▶ _INSTRUCTIONS FOR THE TASK_: Your task is to give the listing below back word for word, pictures excluded.

+++ THE RECORDS

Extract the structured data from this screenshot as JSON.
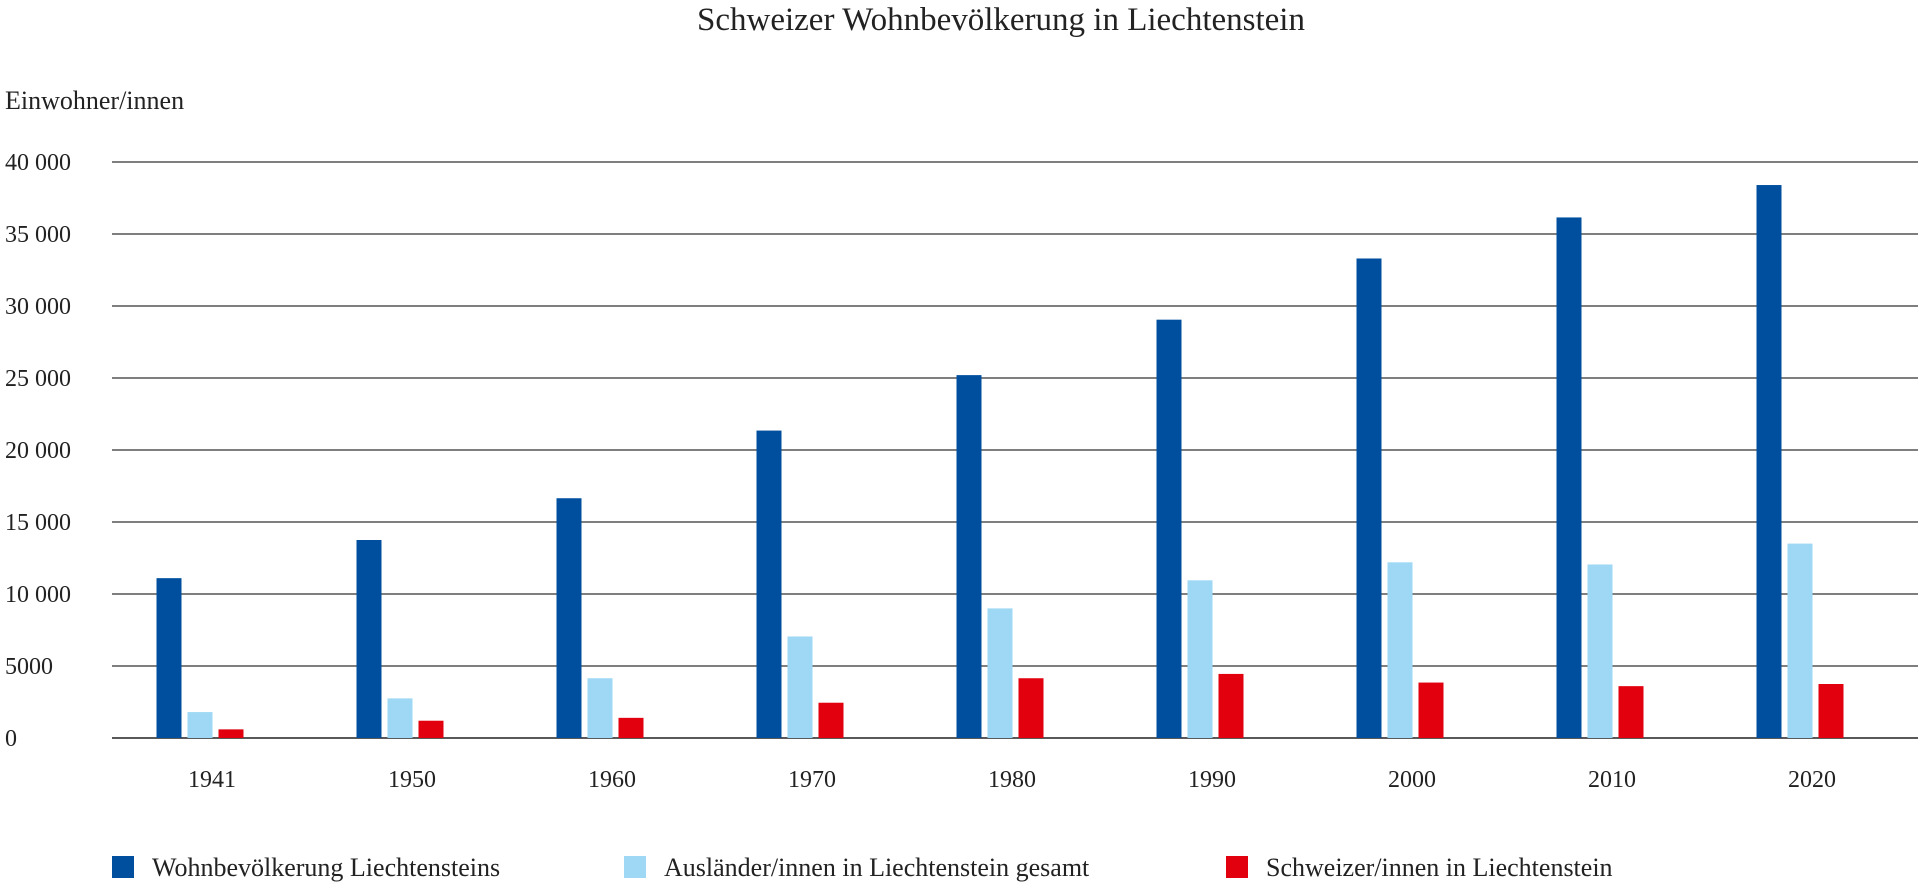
{
  "chart_data": {
    "type": "bar",
    "title": "Schweizer Wohnbevölkerung in Liechtenstein",
    "ylabel": "Einwohner/innen",
    "xlabel": "",
    "ylim": [
      0,
      40000
    ],
    "yticks": [
      0,
      5000,
      10000,
      15000,
      20000,
      25000,
      30000,
      35000,
      40000
    ],
    "ytick_labels": [
      "0",
      "5000",
      "10 000",
      "15 000",
      "20 000",
      "25 000",
      "30 000",
      "35 000",
      "40 000"
    ],
    "categories": [
      "1941",
      "1950",
      "1960",
      "1970",
      "1980",
      "1990",
      "2000",
      "2010",
      "2020"
    ],
    "grid": true,
    "legend_position": "bottom",
    "series": [
      {
        "name": "Wohnbevölkerung Liechtensteins",
        "color": "#004f9f",
        "values": [
          11100,
          13750,
          16650,
          21350,
          25200,
          29050,
          33300,
          36150,
          38400
        ]
      },
      {
        "name": "Ausländer/innen in Liechtenstein gesamt",
        "color": "#9ed8f5",
        "values": [
          1800,
          2750,
          4150,
          7050,
          9000,
          10950,
          12200,
          12050,
          13500
        ]
      },
      {
        "name": "Schweizer/innen in Liechtenstein",
        "color": "#e2000f",
        "values": [
          600,
          1200,
          1400,
          2450,
          4150,
          4450,
          3850,
          3600,
          3750
        ]
      }
    ]
  }
}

++++++

▶ _TASK RESULT_:
Extract the structured data from this screenshot as JSON.
{
  "chart_data": {
    "type": "bar",
    "title": "Schweizer Wohnbevölkerung in Liechtenstein",
    "ylabel": "Einwohner/innen",
    "xlabel": "",
    "ylim": [
      0,
      40000
    ],
    "yticks": [
      0,
      5000,
      10000,
      15000,
      20000,
      25000,
      30000,
      35000,
      40000
    ],
    "ytick_labels": [
      "0",
      "5000",
      "10 000",
      "15 000",
      "20 000",
      "25 000",
      "30 000",
      "35 000",
      "40 000"
    ],
    "categories": [
      "1941",
      "1950",
      "1960",
      "1970",
      "1980",
      "1990",
      "2000",
      "2010",
      "2020"
    ],
    "grid": true,
    "legend_position": "bottom",
    "series": [
      {
        "name": "Wohnbevölkerung Liechtensteins",
        "color": "#004f9f",
        "values": [
          11100,
          13750,
          16650,
          21350,
          25200,
          29050,
          33300,
          36150,
          38400
        ]
      },
      {
        "name": "Ausländer/innen in Liechtenstein gesamt",
        "color": "#9ed8f5",
        "values": [
          1800,
          2750,
          4150,
          7050,
          9000,
          10950,
          12200,
          12050,
          13500
        ]
      },
      {
        "name": "Schweizer/innen in Liechtenstein",
        "color": "#e2000f",
        "values": [
          600,
          1200,
          1400,
          2450,
          4150,
          4450,
          3850,
          3600,
          3750
        ]
      }
    ]
  }
}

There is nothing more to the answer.